Given data →
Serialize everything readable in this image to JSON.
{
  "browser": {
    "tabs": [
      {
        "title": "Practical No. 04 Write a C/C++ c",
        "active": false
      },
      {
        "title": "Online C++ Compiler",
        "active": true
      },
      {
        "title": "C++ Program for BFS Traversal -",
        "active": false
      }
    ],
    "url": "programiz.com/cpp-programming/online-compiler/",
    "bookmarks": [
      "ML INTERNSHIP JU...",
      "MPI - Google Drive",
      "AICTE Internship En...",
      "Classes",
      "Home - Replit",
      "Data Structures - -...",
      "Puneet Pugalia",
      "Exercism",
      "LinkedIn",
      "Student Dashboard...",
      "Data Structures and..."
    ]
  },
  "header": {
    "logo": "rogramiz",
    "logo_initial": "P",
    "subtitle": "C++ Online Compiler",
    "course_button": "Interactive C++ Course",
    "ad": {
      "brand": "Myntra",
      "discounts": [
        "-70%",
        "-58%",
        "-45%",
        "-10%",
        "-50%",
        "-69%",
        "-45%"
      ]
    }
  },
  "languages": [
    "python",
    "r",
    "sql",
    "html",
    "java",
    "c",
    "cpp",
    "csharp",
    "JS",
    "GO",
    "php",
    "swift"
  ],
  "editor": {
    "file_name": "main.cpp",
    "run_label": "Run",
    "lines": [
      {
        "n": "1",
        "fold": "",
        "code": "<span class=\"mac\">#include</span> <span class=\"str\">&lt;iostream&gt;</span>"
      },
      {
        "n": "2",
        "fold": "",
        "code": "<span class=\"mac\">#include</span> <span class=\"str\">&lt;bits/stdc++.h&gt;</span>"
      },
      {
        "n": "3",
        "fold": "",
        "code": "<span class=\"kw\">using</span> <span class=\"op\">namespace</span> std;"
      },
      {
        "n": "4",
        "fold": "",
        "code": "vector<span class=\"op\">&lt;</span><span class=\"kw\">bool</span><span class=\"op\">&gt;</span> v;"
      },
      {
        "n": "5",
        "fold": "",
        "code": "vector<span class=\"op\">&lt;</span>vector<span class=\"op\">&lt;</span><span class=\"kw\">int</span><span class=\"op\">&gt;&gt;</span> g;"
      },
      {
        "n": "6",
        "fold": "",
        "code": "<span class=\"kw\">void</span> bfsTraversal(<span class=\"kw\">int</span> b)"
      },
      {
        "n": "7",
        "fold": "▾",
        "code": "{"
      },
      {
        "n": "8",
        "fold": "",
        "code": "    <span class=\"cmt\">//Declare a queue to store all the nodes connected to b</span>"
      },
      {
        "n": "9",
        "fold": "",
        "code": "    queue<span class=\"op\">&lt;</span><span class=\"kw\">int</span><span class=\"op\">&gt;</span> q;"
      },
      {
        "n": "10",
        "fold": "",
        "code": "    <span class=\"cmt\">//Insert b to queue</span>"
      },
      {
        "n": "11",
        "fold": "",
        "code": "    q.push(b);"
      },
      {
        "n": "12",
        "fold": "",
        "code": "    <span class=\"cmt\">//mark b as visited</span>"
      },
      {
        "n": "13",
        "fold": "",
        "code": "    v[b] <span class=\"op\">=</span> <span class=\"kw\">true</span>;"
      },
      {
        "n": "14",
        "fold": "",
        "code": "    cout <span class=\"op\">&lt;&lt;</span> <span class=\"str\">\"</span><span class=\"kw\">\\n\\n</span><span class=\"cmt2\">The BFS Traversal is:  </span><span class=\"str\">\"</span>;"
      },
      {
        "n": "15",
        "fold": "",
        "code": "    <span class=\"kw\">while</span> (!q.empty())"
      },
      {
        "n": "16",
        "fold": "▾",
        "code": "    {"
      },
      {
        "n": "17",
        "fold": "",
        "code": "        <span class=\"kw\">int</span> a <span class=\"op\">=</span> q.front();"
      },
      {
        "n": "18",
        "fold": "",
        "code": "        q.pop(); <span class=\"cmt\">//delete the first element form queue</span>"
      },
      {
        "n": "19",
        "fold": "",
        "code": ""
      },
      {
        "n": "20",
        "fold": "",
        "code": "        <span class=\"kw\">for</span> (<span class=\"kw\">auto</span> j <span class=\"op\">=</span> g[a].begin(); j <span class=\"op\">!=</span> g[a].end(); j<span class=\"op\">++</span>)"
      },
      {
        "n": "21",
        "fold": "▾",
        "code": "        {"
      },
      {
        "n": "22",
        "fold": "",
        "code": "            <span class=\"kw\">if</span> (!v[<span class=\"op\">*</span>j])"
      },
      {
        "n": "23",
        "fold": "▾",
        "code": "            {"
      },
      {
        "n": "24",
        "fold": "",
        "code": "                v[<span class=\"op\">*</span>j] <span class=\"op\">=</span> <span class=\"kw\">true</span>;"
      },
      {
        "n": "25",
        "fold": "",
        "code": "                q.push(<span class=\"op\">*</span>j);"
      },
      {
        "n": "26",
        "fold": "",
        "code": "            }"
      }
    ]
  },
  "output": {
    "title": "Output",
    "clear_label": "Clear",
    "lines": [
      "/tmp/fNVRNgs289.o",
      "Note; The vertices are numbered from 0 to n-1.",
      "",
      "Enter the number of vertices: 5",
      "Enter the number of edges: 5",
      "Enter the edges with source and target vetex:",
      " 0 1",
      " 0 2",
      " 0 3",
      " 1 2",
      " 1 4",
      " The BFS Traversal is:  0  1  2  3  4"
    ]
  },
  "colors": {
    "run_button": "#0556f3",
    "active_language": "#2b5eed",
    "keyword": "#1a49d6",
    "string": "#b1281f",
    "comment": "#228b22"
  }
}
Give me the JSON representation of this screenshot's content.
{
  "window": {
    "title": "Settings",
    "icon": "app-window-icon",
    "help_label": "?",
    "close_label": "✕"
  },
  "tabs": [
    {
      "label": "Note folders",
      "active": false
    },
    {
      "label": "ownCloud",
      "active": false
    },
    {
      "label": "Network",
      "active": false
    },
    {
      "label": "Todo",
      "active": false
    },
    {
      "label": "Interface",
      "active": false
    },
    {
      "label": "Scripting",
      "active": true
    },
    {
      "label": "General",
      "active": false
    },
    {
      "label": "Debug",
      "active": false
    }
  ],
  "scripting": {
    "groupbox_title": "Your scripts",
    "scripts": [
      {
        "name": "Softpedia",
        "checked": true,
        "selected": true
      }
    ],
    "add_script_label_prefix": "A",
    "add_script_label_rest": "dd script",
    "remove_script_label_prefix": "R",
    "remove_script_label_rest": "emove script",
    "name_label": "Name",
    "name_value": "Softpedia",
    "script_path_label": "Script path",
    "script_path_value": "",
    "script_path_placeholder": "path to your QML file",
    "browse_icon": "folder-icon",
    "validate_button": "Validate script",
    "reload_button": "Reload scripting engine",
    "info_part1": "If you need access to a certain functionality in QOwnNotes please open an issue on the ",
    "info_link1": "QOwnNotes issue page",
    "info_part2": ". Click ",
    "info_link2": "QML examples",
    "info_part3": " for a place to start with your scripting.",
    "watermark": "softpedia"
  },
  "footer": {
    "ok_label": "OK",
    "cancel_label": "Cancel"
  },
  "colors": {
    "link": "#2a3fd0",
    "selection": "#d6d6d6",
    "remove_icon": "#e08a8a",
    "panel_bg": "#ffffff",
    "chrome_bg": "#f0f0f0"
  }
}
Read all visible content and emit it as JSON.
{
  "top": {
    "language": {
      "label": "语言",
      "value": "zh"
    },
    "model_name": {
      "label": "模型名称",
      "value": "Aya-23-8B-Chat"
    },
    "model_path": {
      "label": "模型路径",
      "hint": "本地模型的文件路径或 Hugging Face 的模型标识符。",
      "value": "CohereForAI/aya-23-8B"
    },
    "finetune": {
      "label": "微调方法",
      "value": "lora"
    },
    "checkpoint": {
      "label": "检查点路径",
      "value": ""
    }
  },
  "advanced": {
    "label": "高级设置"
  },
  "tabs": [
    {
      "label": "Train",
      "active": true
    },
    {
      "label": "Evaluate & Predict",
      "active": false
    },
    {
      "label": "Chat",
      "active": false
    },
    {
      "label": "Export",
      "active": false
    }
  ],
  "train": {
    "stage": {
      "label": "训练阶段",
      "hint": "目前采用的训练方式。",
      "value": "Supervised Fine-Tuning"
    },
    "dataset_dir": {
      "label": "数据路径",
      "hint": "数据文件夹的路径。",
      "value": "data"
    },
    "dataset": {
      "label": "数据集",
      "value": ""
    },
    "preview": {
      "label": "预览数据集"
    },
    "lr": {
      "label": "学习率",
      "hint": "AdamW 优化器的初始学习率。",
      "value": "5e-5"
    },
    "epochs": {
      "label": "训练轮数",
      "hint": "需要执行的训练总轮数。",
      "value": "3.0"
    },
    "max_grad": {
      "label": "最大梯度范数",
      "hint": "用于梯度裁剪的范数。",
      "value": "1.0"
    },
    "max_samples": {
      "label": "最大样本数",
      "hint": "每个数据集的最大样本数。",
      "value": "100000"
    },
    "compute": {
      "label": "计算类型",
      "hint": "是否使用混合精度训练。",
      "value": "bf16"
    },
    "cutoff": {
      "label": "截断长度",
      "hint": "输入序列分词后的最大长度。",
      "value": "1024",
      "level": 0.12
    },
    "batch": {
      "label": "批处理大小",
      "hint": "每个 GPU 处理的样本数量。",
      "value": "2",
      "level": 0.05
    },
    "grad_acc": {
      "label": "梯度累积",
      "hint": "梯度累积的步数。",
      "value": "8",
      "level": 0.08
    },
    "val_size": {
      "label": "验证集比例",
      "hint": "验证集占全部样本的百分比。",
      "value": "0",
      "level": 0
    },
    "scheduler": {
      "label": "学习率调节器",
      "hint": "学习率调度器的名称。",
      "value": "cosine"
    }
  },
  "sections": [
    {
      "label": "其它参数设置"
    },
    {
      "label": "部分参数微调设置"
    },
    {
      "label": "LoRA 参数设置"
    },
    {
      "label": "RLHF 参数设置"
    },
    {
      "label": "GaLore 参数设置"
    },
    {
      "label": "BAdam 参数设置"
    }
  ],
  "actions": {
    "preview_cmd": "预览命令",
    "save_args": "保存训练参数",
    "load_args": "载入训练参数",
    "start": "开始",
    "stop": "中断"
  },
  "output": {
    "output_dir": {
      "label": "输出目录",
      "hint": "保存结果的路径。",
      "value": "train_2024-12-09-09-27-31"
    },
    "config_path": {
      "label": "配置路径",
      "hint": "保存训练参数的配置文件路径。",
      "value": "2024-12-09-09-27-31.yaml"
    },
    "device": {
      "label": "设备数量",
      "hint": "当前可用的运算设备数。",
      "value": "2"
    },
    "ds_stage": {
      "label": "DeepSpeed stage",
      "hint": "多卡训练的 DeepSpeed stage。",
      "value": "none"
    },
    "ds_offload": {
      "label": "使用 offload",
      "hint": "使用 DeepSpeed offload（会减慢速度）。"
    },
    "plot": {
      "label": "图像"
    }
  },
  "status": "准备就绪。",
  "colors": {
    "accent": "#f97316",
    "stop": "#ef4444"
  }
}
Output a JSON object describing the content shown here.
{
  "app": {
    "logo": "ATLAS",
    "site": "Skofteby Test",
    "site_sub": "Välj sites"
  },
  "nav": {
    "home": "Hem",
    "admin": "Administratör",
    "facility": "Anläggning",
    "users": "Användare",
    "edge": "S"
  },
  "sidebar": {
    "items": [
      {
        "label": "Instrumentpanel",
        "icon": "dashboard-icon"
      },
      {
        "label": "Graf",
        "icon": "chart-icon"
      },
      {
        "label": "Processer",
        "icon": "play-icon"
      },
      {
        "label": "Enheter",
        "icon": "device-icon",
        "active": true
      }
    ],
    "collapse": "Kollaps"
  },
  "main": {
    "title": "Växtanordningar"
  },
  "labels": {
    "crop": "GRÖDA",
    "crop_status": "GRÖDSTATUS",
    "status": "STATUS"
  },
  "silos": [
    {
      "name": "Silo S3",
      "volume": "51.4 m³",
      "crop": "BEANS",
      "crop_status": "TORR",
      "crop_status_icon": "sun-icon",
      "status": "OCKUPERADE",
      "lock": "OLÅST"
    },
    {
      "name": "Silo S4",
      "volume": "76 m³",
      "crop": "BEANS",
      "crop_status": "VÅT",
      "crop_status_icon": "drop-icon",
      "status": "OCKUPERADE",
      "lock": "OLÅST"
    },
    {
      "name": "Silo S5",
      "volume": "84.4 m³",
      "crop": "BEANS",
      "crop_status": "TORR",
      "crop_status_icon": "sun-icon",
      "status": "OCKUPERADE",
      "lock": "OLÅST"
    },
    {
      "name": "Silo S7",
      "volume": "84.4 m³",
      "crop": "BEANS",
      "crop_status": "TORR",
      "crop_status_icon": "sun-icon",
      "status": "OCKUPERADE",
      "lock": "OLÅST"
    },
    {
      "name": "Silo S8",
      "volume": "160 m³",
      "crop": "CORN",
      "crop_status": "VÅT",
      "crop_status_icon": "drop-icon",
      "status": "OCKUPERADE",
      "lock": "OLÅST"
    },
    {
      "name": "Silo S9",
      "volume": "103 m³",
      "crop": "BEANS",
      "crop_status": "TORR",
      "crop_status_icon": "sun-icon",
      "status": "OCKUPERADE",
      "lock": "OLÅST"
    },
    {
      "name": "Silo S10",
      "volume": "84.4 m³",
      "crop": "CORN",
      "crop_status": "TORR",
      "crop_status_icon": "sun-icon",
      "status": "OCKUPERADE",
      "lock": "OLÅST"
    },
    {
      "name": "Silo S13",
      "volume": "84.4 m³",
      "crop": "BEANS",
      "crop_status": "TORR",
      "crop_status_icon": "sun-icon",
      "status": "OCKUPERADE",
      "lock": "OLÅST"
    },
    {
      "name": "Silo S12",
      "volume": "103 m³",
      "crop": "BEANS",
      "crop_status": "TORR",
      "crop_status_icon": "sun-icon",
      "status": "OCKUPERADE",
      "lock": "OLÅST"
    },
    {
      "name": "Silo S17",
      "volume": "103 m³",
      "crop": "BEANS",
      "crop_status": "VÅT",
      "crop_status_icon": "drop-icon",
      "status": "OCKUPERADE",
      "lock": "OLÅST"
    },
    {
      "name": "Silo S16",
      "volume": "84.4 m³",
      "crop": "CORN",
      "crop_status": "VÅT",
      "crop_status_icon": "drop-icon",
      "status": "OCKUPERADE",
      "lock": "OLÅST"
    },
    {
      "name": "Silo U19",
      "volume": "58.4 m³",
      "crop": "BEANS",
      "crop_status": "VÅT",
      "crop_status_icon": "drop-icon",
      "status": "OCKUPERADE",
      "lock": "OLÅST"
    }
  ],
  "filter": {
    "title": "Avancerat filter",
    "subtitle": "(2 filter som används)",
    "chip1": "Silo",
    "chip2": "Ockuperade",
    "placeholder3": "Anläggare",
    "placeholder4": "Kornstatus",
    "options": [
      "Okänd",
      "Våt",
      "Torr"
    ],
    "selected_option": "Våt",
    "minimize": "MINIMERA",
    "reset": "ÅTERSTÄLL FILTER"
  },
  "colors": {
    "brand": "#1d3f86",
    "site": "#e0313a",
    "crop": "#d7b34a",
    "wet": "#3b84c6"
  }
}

Written task → Pull out each line of the records holding the string "include".

Response to the task →
        "code": "<span class=\"mac\">#include</span> <span class=\"str\">&lt;iostream&gt;</span>"
        "code": "<span class=\"mac\">#include</span> <span class=\"str\">&lt;bits/stdc++.h&gt;</span>"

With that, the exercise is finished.